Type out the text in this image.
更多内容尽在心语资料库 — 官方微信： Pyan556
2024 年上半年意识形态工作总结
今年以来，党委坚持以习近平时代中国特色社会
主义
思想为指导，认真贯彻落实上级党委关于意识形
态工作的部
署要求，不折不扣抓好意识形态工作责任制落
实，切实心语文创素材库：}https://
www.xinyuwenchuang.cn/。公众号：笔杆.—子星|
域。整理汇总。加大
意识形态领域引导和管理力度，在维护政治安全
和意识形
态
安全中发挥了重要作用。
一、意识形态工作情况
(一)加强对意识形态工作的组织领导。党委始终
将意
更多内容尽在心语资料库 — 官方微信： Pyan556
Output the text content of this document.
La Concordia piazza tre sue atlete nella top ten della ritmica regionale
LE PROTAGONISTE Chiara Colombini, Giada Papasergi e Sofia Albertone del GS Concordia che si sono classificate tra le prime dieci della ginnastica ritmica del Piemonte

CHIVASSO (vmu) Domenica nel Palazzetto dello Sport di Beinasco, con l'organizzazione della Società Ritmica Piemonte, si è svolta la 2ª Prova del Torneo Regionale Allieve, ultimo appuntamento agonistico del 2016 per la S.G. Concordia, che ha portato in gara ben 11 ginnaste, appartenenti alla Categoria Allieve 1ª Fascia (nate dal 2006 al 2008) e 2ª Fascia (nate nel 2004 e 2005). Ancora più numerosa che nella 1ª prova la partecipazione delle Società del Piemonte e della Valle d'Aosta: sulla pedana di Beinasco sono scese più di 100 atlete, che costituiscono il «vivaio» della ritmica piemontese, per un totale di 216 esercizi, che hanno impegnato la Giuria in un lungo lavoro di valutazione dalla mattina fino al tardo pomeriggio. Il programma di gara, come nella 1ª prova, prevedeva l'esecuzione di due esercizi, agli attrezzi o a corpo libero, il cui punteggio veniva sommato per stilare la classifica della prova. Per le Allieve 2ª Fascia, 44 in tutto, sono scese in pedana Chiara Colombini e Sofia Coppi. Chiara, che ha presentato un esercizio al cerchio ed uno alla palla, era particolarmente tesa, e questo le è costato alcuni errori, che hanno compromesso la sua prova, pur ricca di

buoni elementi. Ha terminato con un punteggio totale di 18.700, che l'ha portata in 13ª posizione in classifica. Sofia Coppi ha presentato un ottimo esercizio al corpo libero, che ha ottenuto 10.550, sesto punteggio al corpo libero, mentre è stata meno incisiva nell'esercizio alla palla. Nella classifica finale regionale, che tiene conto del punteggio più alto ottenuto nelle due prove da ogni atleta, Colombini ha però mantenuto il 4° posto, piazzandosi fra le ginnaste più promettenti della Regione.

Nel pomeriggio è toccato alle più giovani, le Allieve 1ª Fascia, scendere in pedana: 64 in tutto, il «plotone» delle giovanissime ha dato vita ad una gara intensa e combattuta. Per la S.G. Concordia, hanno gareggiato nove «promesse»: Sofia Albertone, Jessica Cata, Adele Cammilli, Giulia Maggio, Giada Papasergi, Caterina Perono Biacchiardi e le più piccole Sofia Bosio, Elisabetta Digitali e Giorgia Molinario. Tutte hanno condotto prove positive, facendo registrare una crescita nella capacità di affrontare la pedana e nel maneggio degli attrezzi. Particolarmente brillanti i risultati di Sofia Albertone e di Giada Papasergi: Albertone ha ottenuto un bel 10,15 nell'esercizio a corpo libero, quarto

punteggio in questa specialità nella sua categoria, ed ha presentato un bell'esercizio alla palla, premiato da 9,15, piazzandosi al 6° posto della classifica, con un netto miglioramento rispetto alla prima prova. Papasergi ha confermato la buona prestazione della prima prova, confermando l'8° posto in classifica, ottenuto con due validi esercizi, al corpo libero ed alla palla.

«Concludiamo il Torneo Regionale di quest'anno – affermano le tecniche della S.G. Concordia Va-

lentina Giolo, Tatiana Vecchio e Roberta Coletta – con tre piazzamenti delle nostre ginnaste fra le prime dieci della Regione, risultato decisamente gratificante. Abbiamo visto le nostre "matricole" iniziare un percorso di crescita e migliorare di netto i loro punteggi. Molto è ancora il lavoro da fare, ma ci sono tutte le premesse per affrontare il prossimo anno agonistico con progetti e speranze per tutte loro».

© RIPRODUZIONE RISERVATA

-=-=-

* **Aim**: Return each line that includes "text".

* **Result for this exercise**:
Type out the text in this image.
Output the text content of this document.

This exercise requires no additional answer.